Text block

From the Judgment and Order dated 9-7-1979 of the
Punjab and Haryana High Court in Crl.A. 1228/1976.
S. K Sabharwal and R.C. Kohli for the petitioner.
The order of the Court was delivered by,
KRISHNA IYER, J, A rapist-if the concurrent findings of
the courts below were correct has chosen to seek special
leave to challenge his crime and punishment, and his counsel
has attacked the verdict of culpability as wholly unfounded.
Indeed, it is redundant, and absent exceptional
circumstances, out of bounds, for this Court, exercising its
jurisdiction under Art. 136, to launch upon an exploration
and re-appreciation of the evidence, its strengths and
weaknesses with a view to sit in judgment over the holdings
of the High Court in affirmance of those of the trial Court.

Recorded data
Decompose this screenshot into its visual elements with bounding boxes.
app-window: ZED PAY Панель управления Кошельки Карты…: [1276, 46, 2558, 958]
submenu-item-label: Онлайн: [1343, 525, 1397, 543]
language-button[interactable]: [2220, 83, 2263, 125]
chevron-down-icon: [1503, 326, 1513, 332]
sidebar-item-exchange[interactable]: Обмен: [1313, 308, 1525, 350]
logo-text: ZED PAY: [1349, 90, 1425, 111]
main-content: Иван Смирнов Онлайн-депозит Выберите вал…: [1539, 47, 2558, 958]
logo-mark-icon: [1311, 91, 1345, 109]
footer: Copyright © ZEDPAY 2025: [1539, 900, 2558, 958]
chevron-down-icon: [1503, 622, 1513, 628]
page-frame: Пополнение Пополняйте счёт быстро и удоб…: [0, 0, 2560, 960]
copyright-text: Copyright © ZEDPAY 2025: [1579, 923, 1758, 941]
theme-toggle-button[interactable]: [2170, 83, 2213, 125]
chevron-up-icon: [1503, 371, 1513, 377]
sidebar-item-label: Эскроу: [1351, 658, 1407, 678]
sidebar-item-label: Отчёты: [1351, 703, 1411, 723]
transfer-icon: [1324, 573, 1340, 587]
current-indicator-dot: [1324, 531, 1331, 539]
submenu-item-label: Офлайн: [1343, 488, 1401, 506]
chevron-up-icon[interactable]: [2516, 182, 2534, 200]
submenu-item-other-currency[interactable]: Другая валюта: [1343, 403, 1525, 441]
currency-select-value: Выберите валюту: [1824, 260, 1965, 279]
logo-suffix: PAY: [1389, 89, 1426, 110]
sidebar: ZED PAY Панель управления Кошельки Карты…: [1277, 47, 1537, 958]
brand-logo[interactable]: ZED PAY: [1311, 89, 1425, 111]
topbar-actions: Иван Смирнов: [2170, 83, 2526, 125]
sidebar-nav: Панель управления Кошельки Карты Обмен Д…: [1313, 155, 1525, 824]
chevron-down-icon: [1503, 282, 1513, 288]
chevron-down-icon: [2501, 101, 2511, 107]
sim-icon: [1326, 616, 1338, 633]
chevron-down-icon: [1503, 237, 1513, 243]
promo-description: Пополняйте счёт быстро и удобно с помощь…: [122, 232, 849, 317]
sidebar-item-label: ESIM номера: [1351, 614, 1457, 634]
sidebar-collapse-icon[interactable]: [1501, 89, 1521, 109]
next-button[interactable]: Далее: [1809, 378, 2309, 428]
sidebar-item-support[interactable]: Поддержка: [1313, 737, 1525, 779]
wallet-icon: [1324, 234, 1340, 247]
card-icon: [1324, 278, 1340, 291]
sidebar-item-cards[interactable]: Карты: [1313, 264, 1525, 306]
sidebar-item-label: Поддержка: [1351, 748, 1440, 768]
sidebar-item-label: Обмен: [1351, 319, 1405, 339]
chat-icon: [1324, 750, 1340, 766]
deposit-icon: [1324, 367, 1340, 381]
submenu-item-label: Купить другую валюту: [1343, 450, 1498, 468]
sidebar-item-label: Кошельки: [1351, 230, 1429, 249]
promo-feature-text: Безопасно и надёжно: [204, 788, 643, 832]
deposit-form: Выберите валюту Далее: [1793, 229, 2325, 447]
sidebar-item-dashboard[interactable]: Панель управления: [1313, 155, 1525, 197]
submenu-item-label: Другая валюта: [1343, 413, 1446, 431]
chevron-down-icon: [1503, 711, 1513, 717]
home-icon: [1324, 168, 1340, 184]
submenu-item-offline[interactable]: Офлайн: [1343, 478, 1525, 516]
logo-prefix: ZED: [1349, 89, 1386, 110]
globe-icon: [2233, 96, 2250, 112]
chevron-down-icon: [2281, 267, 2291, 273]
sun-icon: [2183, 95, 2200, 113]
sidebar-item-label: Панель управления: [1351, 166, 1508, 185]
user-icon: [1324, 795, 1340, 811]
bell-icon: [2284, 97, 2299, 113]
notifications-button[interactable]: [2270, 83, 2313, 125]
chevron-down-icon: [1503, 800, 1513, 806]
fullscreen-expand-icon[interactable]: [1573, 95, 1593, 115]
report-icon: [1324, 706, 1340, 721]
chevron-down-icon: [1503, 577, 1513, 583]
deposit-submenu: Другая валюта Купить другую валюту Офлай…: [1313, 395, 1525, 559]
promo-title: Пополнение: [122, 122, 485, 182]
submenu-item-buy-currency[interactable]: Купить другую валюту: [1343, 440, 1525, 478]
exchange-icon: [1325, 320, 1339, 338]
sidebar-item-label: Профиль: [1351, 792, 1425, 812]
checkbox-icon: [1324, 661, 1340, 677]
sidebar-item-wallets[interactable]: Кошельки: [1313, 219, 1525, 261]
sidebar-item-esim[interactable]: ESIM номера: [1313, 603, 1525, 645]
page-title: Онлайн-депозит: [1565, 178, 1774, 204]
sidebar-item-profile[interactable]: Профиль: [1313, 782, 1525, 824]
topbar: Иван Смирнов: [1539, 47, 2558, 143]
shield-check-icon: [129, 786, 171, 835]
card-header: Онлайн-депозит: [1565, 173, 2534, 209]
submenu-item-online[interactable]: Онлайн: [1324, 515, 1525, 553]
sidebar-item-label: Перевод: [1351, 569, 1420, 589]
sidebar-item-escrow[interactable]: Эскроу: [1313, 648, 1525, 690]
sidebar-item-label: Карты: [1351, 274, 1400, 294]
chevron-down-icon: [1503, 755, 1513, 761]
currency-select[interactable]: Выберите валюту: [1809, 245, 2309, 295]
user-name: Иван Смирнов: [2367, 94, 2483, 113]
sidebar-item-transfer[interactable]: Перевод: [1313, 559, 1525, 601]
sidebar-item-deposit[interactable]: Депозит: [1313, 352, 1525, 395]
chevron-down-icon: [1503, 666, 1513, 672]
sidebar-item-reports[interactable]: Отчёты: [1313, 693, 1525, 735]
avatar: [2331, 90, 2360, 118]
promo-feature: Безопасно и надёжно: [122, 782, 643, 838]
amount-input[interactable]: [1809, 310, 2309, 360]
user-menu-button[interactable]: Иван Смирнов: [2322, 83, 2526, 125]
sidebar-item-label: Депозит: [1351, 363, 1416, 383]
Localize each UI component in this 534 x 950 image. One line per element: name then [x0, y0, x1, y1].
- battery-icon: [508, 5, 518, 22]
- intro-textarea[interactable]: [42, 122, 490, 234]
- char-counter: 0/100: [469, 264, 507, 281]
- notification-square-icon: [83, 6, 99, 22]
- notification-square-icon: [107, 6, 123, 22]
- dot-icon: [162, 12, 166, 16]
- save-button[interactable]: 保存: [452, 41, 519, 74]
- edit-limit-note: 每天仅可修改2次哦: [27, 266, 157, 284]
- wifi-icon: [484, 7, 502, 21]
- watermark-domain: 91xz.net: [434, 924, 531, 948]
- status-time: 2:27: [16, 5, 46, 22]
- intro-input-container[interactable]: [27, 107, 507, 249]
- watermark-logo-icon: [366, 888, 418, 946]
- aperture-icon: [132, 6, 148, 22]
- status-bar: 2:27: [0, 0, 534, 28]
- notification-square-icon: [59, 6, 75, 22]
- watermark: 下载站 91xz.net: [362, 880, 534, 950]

Work task
Answer these questions about the court judgment excerpt:
1. Which High Court issued the judgment and order dated 9-7-1979?
2. Who appeared for the petitioner?
3. Under which article of jurisdiction is this Court acting?
The data has no connection to the text.

Solution to this task
1. The Punjab and Haryana High Court.
2. S. K Sabharwal and R.C. Kohli.
3. Art. 136.